> SHORT PROBLEM
Rewrite the data below, replacing every instance of "year-header" with "year-label" and leaving everything else unchanged. Omit the picture from your version.

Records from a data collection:

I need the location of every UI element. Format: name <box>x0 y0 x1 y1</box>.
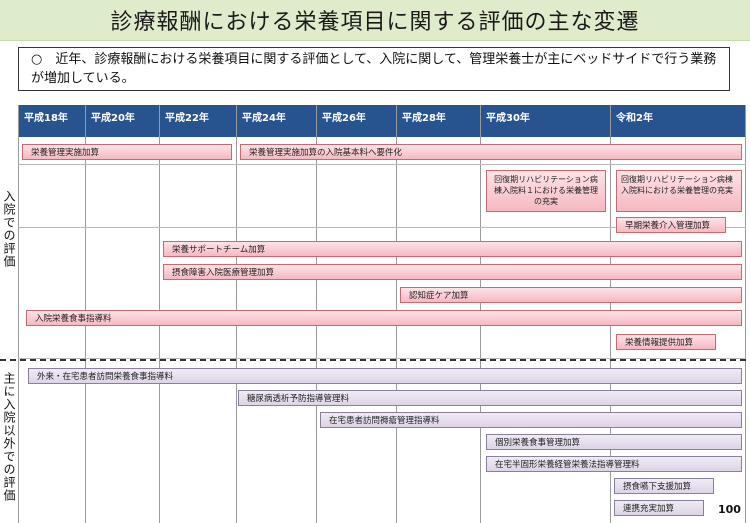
year-header-h30: 平成30年 <box>486 113 530 124</box>
column-line <box>18 105 19 523</box>
bar-eiyo-kanri-jisshi: 栄養管理実施加算 <box>22 144 232 160</box>
title-bar: 診療報酬における栄養項目に関する評価の主な変遷 <box>0 0 750 41</box>
bar-ninchisho: 認知症ケア加算 <box>400 287 742 303</box>
year-header-h26: 平成26年 <box>322 113 366 124</box>
year-header-h22: 平成22年 <box>165 113 209 124</box>
bar-jokuso: 在宅患者訪問褥瘡管理指導料 <box>320 412 742 428</box>
bar-joho-teikyo: 栄養情報提供加算 <box>616 334 716 350</box>
column-line <box>745 105 746 523</box>
section-separator <box>0 359 746 361</box>
bar-soki-eiyo: 早期栄養介入管理加算 <box>616 217 726 233</box>
bar-gairai: 外来・在宅患者訪問栄養食事指導料 <box>28 368 742 384</box>
section-label-inpatient: 入院での評価 <box>2 190 16 268</box>
summary-box: ○ 近年、診療報酬における栄養項目に関する評価として、入院に関して、管理栄養士が… <box>18 47 730 91</box>
bar-kaifuku-h30: 回復期リハビリテーション病棟入院料１における栄養管理の充実 <box>486 170 606 212</box>
bar-eiyo-kanri-kihon: 栄養管理実施加算の入院基本料へ要件化 <box>240 144 742 160</box>
bar-zaitaku-hankotai: 在宅半固形栄養経管栄養法指導管理料 <box>486 456 742 472</box>
timeline-chart: 平成18年 平成20年 平成22年 平成24年 平成26年 平成28年 平成30… <box>0 100 750 523</box>
page-title: 診療報酬における栄養項目に関する評価の主な変遷 <box>110 10 640 35</box>
bar-nst: 栄養サポートチーム加算 <box>163 241 742 257</box>
year-header-h24: 平成24年 <box>242 113 286 124</box>
section-label-outpatient: 主に入院以外での評価 <box>2 372 16 502</box>
year-header-r2: 令和2年 <box>616 113 653 124</box>
row-line <box>18 164 746 165</box>
year-header-h20: 平成20年 <box>91 113 135 124</box>
bar-kobetsu: 個別栄養食事管理加算 <box>486 434 742 450</box>
bar-kaifuku-r2: 回復期リハビリテーション病棟入院料における栄養管理の充実 <box>616 170 742 212</box>
bar-renkei: 連携充実加算 <box>614 500 704 516</box>
year-header-row: 平成18年 平成20年 平成22年 平成24年 平成26年 平成28年 平成30… <box>18 105 746 137</box>
bar-sesshoku: 摂食障害入院医療管理加算 <box>163 264 742 280</box>
year-header-h28: 平成28年 <box>402 113 446 124</box>
page-number: 100 <box>718 503 741 516</box>
bar-nyuin-shidou: 入院栄養食事指導料 <box>26 310 742 326</box>
bar-tonyobyo: 糖尿病透析予防指導管理料 <box>238 390 742 406</box>
year-header-h18: 平成18年 <box>24 113 68 124</box>
bar-engeshita: 摂食嚥下支援加算 <box>614 478 714 494</box>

> WRITTEN RESPONSE
I need the location of every UI element. Format: name <box>x0 y0 x1 y1</box>.
year-label-h30: 平成30年 <box>486 113 530 124</box>
column-line <box>18 105 19 523</box>
bar-eiyo-kanri-jisshi: 栄養管理実施加算 <box>22 144 232 160</box>
title-bar: 診療報酬における栄養項目に関する評価の主な変遷 <box>0 0 750 41</box>
bar-ninchisho: 認知症ケア加算 <box>400 287 742 303</box>
year-label-h26: 平成26年 <box>322 113 366 124</box>
year-label-h22: 平成22年 <box>165 113 209 124</box>
bar-jokuso: 在宅患者訪問褥瘡管理指導料 <box>320 412 742 428</box>
bar-joho-teikyo: 栄養情報提供加算 <box>616 334 716 350</box>
column-line <box>745 105 746 523</box>
section-separator <box>0 359 746 361</box>
bar-soki-eiyo: 早期栄養介入管理加算 <box>616 217 726 233</box>
bar-gairai: 外来・在宅患者訪問栄養食事指導料 <box>28 368 742 384</box>
section-label-inpatient: 入院での評価 <box>2 190 16 268</box>
summary-box: ○ 近年、診療報酬における栄養項目に関する評価として、入院に関して、管理栄養士が… <box>18 47 730 91</box>
bar-kaifuku-h30: 回復期リハビリテーション病棟入院料１における栄養管理の充実 <box>486 170 606 212</box>
bar-eiyo-kanri-kihon: 栄養管理実施加算の入院基本料へ要件化 <box>240 144 742 160</box>
bar-zaitaku-hankotai: 在宅半固形栄養経管栄養法指導管理料 <box>486 456 742 472</box>
timeline-chart: 平成18年 平成20年 平成22年 平成24年 平成26年 平成28年 平成30… <box>0 100 750 523</box>
page-title: 診療報酬における栄養項目に関する評価の主な変遷 <box>110 10 640 35</box>
bar-nst: 栄養サポートチーム加算 <box>163 241 742 257</box>
year-label-h24: 平成24年 <box>242 113 286 124</box>
section-label-outpatient: 主に入院以外での評価 <box>2 372 16 502</box>
year-label-r2: 令和2年 <box>616 113 653 124</box>
row-line <box>18 164 746 165</box>
year-label-h20: 平成20年 <box>91 113 135 124</box>
bar-kobetsu: 個別栄養食事管理加算 <box>486 434 742 450</box>
bar-kaifuku-r2: 回復期リハビリテーション病棟入院料における栄養管理の充実 <box>616 170 742 212</box>
bar-renkei: 連携充実加算 <box>614 500 704 516</box>
year-label-row: 平成18年 平成20年 平成22年 平成24年 平成26年 平成28年 平成30… <box>18 105 746 137</box>
bar-sesshoku: 摂食障害入院医療管理加算 <box>163 264 742 280</box>
year-label-h28: 平成28年 <box>402 113 446 124</box>
page-number: 100 <box>718 503 741 516</box>
bar-nyuin-shidou: 入院栄養食事指導料 <box>26 310 742 326</box>
bar-tonyobyo: 糖尿病透析予防指導管理料 <box>238 390 742 406</box>
year-label-h18: 平成18年 <box>24 113 68 124</box>
bar-engeshita: 摂食嚥下支援加算 <box>614 478 714 494</box>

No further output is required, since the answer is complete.